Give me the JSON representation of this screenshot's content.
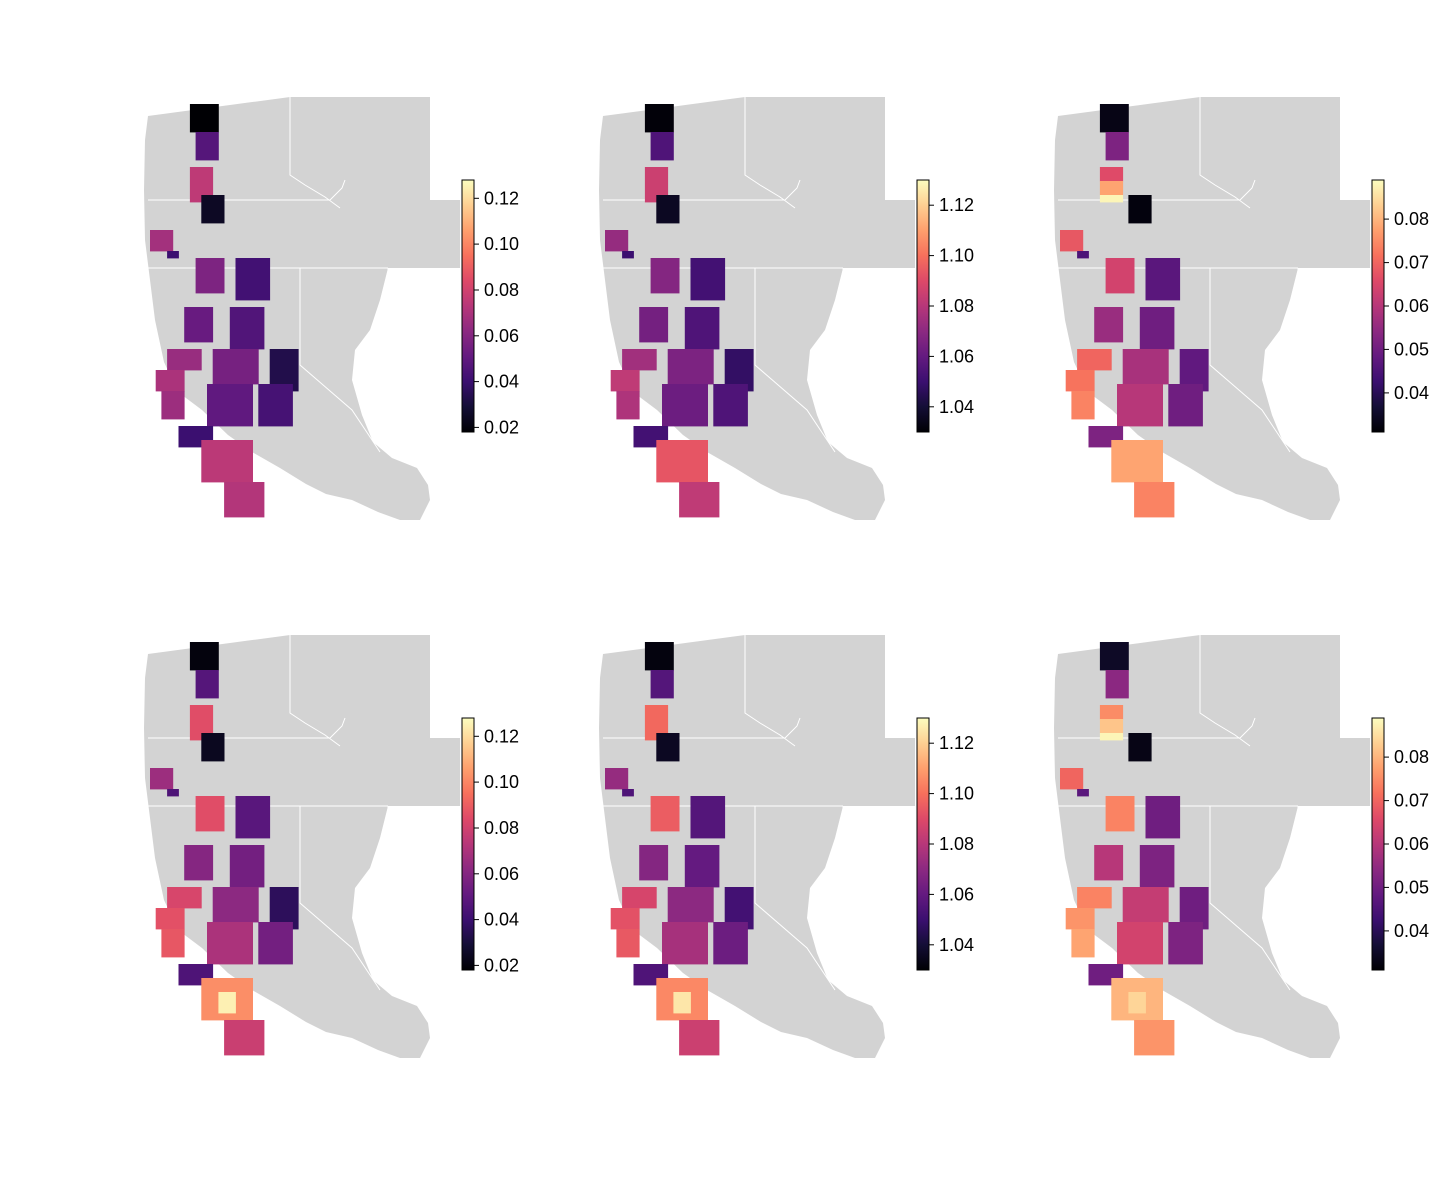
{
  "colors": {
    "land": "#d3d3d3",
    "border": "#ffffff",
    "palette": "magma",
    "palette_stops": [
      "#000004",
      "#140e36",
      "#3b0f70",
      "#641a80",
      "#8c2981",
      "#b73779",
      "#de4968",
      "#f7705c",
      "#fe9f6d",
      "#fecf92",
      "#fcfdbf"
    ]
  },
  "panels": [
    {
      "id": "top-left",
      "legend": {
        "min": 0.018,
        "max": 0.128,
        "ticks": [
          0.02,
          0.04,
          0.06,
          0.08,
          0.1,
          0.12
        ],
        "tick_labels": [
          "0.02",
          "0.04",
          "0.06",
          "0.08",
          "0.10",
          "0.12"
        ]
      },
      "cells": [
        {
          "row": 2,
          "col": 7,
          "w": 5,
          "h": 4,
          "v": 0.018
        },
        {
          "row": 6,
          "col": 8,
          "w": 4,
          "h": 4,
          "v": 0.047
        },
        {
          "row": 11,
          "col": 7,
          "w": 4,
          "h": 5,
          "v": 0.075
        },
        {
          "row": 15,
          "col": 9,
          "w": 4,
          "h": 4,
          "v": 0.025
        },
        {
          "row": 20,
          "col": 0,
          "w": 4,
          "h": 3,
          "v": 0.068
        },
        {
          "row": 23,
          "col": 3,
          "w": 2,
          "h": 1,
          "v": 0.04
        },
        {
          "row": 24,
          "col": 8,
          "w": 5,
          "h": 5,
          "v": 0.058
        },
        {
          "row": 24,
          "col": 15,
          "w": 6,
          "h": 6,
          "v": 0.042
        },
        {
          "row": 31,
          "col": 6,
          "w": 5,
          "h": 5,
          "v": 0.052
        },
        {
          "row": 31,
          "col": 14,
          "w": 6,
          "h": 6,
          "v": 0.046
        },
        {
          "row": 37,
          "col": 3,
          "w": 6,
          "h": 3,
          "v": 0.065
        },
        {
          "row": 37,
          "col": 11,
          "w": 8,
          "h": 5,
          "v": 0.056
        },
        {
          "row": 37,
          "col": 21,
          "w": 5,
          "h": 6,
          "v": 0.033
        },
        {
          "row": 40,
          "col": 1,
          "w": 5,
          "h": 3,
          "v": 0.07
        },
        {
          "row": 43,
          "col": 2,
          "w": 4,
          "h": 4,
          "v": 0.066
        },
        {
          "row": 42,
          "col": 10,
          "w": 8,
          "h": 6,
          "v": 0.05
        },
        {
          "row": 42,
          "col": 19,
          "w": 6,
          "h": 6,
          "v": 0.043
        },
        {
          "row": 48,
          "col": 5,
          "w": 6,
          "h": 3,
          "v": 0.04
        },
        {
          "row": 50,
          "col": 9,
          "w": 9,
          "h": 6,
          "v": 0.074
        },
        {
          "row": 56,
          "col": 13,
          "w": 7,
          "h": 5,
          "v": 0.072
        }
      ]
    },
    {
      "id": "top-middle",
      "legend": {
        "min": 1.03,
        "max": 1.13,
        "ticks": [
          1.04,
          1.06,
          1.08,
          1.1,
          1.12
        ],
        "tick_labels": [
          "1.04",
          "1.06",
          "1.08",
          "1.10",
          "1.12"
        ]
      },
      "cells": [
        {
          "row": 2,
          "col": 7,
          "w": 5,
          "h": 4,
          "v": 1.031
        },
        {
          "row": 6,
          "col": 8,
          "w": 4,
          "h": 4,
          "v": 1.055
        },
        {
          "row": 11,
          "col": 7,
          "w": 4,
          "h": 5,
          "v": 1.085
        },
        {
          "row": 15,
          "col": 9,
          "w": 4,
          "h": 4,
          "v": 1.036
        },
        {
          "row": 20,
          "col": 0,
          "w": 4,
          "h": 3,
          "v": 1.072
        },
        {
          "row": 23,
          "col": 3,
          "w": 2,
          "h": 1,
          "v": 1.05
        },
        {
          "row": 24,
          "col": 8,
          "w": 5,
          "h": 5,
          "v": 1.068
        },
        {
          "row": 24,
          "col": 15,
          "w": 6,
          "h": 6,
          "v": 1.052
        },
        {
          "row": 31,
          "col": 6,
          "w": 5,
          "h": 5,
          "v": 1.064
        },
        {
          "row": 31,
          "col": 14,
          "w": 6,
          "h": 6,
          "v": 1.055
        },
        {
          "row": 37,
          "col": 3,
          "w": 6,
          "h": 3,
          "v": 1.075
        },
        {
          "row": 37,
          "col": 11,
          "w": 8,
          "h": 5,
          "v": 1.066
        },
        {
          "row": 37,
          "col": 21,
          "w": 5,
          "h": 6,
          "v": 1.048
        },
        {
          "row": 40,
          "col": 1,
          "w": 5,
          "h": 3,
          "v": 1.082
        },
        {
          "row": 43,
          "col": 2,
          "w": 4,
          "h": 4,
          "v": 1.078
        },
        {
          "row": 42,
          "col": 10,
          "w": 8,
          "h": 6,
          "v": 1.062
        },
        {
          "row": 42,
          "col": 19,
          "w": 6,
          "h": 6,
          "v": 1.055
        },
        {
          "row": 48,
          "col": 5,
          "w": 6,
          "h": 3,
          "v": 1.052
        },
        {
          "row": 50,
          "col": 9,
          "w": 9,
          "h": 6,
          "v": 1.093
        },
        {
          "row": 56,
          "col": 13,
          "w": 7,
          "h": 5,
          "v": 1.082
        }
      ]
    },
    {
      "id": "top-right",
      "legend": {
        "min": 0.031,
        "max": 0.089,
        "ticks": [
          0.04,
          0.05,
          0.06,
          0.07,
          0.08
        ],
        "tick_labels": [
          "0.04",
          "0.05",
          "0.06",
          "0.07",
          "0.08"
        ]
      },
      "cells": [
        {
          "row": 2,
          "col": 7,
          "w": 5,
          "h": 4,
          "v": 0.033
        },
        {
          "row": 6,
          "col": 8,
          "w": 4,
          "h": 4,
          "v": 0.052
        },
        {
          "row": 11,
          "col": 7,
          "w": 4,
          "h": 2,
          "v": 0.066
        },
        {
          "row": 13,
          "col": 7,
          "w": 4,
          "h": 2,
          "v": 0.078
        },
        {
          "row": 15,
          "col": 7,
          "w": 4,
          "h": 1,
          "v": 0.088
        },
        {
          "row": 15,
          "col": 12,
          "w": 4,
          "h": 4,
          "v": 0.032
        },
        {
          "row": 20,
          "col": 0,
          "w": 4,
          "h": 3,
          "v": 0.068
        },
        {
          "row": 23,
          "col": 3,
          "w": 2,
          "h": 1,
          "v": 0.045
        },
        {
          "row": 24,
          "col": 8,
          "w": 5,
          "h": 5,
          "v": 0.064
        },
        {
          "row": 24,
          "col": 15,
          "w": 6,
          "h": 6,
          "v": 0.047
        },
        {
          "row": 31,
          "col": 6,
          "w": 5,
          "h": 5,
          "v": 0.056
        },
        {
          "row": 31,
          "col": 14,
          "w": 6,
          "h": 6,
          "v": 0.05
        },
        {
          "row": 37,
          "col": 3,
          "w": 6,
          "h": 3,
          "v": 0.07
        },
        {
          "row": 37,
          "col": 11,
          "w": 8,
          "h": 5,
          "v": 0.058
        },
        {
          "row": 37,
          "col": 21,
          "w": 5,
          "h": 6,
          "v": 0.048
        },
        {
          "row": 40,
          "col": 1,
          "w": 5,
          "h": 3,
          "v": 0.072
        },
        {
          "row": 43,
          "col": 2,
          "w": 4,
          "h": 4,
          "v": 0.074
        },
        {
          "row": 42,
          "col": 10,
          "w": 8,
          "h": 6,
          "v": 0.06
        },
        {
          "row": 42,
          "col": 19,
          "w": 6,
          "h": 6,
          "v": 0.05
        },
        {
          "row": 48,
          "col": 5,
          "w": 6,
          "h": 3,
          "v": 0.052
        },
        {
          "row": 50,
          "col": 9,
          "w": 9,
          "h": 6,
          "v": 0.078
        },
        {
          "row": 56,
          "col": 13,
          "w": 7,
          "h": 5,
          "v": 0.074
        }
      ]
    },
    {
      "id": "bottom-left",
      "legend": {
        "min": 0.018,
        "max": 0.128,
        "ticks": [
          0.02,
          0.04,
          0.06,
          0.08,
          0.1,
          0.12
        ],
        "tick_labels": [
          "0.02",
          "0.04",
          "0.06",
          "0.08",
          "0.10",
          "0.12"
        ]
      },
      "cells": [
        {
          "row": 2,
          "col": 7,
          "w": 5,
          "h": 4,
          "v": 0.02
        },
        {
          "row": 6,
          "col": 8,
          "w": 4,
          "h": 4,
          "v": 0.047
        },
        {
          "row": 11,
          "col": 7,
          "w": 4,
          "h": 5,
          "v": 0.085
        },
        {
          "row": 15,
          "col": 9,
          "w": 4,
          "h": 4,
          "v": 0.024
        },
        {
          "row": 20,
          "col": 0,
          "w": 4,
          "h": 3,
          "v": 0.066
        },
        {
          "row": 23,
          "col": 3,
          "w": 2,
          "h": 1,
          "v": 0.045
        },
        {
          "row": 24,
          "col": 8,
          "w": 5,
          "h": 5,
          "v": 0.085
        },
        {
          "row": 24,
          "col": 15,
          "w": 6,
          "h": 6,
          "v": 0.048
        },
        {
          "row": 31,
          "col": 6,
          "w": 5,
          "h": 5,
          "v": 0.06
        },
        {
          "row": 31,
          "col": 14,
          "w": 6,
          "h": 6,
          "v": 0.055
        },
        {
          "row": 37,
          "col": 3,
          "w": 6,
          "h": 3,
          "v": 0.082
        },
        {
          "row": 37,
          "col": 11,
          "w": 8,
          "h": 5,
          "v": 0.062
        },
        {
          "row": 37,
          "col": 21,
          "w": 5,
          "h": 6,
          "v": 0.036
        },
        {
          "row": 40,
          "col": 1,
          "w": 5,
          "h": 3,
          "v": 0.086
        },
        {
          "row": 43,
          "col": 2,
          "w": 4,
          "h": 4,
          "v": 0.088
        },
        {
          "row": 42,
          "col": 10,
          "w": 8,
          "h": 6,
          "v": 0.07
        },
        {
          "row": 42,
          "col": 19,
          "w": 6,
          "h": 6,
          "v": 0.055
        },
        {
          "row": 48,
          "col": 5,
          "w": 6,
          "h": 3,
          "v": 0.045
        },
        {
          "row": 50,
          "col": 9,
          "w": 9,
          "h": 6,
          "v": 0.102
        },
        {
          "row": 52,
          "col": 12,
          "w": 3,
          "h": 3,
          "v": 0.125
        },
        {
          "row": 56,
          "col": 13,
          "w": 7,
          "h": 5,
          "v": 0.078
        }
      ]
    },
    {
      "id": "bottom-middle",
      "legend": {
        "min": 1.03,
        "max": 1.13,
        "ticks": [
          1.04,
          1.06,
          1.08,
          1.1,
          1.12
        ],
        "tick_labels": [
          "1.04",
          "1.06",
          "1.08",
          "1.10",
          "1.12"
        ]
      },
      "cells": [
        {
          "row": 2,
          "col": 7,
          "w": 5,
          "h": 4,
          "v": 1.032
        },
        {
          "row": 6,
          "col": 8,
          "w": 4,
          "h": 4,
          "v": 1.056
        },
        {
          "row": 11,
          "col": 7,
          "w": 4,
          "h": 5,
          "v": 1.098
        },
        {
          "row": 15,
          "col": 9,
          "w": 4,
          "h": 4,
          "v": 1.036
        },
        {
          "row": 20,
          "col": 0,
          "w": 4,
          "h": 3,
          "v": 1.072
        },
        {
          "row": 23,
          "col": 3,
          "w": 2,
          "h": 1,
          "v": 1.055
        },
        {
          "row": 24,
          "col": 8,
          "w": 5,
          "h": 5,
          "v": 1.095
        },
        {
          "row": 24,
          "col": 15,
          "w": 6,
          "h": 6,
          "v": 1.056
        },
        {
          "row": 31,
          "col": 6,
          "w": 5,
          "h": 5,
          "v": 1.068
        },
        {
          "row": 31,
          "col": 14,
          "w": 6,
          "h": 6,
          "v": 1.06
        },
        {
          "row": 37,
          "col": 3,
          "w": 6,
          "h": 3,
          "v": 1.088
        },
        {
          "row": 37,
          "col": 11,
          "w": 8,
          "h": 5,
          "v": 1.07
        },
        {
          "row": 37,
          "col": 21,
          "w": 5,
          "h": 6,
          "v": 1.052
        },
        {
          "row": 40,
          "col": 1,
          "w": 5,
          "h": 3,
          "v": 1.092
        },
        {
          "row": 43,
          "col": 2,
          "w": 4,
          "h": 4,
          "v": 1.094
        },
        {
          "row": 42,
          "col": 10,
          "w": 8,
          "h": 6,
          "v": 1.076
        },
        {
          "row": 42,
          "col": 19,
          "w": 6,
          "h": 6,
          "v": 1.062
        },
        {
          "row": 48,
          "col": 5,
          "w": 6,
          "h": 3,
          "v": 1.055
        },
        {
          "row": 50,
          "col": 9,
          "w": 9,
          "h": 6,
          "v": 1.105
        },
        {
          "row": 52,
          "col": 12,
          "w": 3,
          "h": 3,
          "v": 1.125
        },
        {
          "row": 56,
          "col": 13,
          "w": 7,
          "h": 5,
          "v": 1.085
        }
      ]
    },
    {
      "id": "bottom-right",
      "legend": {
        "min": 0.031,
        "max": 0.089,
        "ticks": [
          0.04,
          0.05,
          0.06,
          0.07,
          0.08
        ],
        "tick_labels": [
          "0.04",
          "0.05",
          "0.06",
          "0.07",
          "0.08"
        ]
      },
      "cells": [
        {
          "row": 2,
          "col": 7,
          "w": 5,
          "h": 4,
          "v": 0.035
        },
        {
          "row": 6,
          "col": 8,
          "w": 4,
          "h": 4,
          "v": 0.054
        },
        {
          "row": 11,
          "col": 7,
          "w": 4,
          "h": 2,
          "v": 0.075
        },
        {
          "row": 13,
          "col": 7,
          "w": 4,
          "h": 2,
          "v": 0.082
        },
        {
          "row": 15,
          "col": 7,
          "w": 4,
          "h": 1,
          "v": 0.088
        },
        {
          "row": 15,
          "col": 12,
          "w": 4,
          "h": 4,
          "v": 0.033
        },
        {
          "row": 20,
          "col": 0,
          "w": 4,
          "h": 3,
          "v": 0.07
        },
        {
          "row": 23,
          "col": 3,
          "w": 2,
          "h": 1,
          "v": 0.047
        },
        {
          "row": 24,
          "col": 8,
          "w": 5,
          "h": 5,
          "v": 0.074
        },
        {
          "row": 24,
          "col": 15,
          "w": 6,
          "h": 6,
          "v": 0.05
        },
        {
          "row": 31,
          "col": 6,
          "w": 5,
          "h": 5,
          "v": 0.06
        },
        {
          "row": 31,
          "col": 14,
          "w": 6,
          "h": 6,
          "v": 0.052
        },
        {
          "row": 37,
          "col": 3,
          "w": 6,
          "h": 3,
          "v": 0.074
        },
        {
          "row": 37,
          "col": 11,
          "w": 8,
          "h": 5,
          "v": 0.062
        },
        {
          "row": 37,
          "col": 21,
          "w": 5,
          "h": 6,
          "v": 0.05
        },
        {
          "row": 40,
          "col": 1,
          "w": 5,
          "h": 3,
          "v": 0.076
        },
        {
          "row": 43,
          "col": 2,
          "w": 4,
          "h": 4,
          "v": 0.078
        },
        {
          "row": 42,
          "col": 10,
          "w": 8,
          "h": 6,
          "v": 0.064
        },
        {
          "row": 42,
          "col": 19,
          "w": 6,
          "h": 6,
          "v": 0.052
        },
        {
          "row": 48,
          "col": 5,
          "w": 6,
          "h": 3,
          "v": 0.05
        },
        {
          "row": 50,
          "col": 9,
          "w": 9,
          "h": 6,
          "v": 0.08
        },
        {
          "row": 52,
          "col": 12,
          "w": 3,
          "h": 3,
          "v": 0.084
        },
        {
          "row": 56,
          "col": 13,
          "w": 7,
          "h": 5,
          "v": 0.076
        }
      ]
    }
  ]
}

-*-

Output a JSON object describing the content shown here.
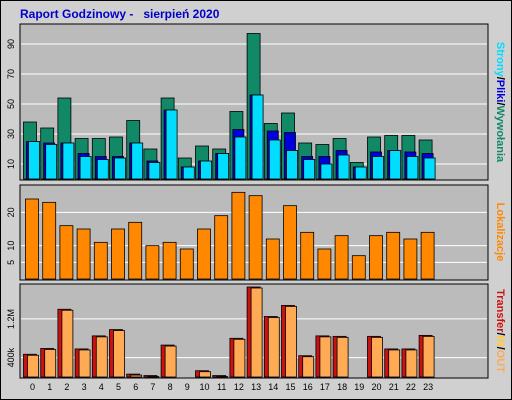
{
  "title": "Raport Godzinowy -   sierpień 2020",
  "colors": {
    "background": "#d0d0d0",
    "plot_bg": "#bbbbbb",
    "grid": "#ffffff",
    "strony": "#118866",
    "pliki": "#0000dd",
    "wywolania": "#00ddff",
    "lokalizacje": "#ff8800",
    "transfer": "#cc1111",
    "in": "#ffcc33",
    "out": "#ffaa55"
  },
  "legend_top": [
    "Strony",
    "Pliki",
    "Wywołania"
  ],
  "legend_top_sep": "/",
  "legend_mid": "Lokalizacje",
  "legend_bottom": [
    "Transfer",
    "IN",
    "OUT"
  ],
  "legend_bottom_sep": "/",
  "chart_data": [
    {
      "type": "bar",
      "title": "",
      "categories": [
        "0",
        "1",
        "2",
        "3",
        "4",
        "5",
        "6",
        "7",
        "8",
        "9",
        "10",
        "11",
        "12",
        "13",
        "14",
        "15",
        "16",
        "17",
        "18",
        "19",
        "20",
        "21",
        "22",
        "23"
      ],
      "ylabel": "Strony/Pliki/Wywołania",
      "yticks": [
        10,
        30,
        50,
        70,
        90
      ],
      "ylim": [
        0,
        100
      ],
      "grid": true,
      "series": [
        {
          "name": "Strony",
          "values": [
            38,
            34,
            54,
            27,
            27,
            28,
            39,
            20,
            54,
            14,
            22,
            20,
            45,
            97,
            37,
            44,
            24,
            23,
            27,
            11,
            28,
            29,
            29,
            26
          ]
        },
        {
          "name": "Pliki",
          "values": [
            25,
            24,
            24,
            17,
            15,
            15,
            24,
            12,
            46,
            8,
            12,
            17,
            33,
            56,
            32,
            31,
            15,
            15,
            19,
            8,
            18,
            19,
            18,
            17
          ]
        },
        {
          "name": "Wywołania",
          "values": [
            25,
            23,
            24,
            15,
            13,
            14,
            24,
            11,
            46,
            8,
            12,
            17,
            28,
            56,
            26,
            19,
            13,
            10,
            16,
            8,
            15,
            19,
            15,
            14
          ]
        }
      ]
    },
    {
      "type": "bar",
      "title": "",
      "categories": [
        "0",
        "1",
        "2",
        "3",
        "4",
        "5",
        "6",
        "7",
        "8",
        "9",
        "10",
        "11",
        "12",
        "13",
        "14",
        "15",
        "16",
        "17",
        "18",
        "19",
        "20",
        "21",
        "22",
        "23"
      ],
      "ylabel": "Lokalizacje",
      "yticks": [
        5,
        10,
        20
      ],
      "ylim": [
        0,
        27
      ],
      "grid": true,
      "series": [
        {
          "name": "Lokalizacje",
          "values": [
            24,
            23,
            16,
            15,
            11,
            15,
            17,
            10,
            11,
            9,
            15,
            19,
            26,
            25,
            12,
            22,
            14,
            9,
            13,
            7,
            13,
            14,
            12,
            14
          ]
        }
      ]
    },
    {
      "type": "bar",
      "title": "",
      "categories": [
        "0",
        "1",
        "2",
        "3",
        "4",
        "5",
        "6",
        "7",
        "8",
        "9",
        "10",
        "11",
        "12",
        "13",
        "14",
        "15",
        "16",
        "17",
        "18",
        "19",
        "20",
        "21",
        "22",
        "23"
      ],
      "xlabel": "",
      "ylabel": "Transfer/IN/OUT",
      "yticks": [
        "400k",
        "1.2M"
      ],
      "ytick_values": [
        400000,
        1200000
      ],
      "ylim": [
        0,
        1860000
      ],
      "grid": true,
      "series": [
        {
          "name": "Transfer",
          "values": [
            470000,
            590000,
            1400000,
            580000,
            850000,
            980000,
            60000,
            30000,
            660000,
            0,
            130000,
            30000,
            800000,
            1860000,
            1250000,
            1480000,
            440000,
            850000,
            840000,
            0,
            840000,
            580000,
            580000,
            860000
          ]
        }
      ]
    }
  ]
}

-*-

■ **Exercise details**:
Scan the records above and report how many lines include the word "content", without any other text.

■ **Response to the exercise**:
2